- What the task asks -
Scan the listing below for the word "genommen", then copy each line that has it.

- Available records -
----------------

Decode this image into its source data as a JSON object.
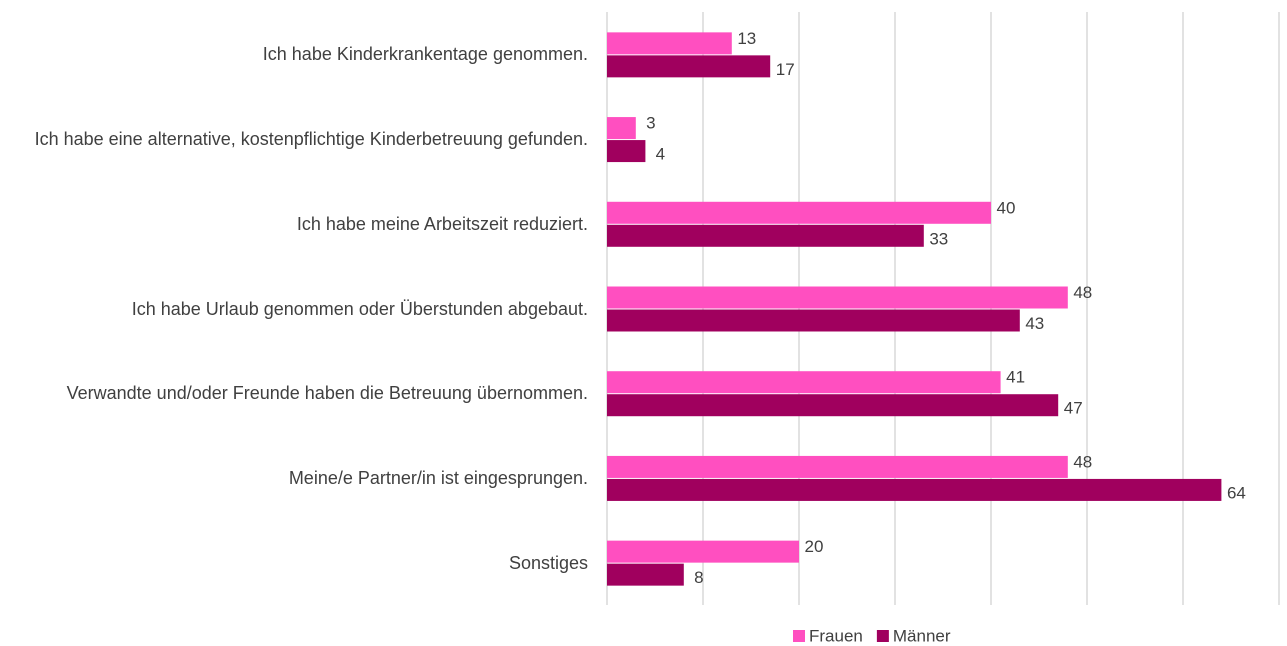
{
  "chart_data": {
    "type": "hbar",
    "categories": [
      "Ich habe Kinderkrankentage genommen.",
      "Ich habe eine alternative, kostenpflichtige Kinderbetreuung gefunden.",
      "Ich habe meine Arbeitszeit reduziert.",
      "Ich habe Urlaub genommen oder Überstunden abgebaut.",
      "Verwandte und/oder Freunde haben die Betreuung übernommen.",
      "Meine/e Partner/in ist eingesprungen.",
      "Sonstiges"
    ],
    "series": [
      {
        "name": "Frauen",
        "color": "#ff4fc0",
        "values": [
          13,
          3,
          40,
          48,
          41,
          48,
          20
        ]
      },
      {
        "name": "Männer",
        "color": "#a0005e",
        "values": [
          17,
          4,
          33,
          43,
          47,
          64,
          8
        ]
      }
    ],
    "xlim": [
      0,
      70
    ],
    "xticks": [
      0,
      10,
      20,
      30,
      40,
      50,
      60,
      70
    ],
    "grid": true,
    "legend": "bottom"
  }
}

----------------

- Answer box -
      "Ich habe Kinderkrankentage genommen.",
      "Ich habe Urlaub genommen oder Überstunden abgebaut.",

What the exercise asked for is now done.